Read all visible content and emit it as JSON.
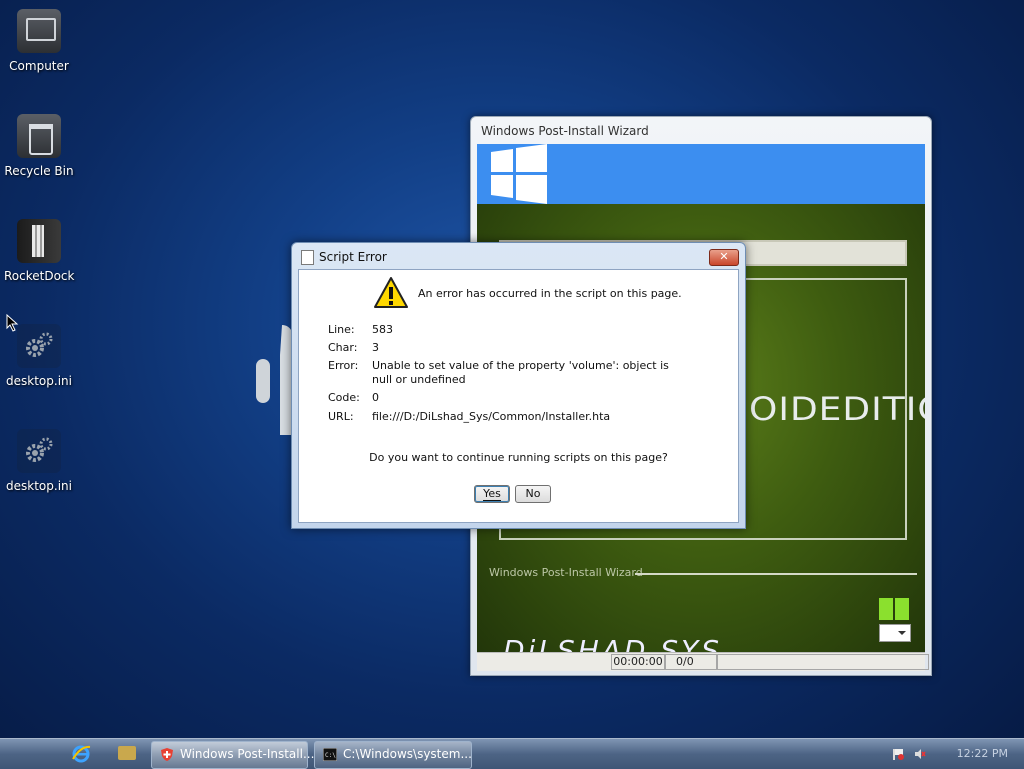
{
  "desktop": {
    "icons": [
      {
        "label": "Computer",
        "icon": "computer-icon"
      },
      {
        "label": "Recycle Bin",
        "icon": "recycle-bin-icon"
      },
      {
        "label": "RocketDock",
        "icon": "rocketdock-icon"
      },
      {
        "label": "desktop.ini",
        "icon": "settings-file-icon"
      },
      {
        "label": "desktop.ini",
        "icon": "settings-file-icon"
      }
    ]
  },
  "wizard": {
    "title": "Windows Post-Install Wizard",
    "edition_text": "OIDEDITION",
    "footer_label": "Windows Post-Install Wizard",
    "brand_text": "DiLSHAD SYS",
    "status": {
      "timer": "00:00:00",
      "count": "0/0"
    },
    "colors": {
      "banner": "#3c8ef0",
      "body": "#3e5c10",
      "accent": "#8be02e"
    }
  },
  "dialog": {
    "title": "Script Error",
    "message": "An error has occurred in the script on this page.",
    "rows": [
      {
        "label": "Line:",
        "value": "583"
      },
      {
        "label": "Char:",
        "value": "3"
      },
      {
        "label": "Error:",
        "value": "Unable to set value of the property 'volume': object is null or undefined"
      },
      {
        "label": "Code:",
        "value": "0"
      },
      {
        "label": "URL:",
        "value": "file:///D:/DiLshad_Sys/Common/Installer.hta"
      }
    ],
    "question": "Do you want to continue running scripts on this page?",
    "yes_label": "Yes",
    "no_label": "No",
    "close_glyph": "✕"
  },
  "taskbar": {
    "tasks": [
      {
        "label": "Windows Post-Install...",
        "icon": "shield-icon",
        "active": true
      },
      {
        "label": "C:\\Windows\\system...",
        "icon": "cmd-icon",
        "active": false
      }
    ],
    "clock": "12:22 PM"
  }
}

***

■ **Set task**
All of the material above should be reproduced exactly, except the pictures.

■ **Written solution**
Read all visible content and emit it as JSON.
{
  "desktop": {
    "icons": [
      {
        "label": "Computer",
        "icon": "computer-icon"
      },
      {
        "label": "Recycle Bin",
        "icon": "recycle-bin-icon"
      },
      {
        "label": "RocketDock",
        "icon": "rocketdock-icon"
      },
      {
        "label": "desktop.ini",
        "icon": "settings-file-icon"
      },
      {
        "label": "desktop.ini",
        "icon": "settings-file-icon"
      }
    ]
  },
  "wizard": {
    "title": "Windows Post-Install Wizard",
    "edition_text": "OIDEDITION",
    "footer_label": "Windows Post-Install Wizard",
    "brand_text": "DiLSHAD SYS",
    "status": {
      "timer": "00:00:00",
      "count": "0/0"
    },
    "colors": {
      "banner": "#3c8ef0",
      "body": "#3e5c10",
      "accent": "#8be02e"
    }
  },
  "dialog": {
    "title": "Script Error",
    "message": "An error has occurred in the script on this page.",
    "rows": [
      {
        "label": "Line:",
        "value": "583"
      },
      {
        "label": "Char:",
        "value": "3"
      },
      {
        "label": "Error:",
        "value": "Unable to set value of the property 'volume': object is null or undefined"
      },
      {
        "label": "Code:",
        "value": "0"
      },
      {
        "label": "URL:",
        "value": "file:///D:/DiLshad_Sys/Common/Installer.hta"
      }
    ],
    "question": "Do you want to continue running scripts on this page?",
    "yes_label": "Yes",
    "no_label": "No",
    "close_glyph": "✕"
  },
  "taskbar": {
    "tasks": [
      {
        "label": "Windows Post-Install...",
        "icon": "shield-icon",
        "active": true
      },
      {
        "label": "C:\\Windows\\system...",
        "icon": "cmd-icon",
        "active": false
      }
    ],
    "clock": "12:22 PM"
  }
}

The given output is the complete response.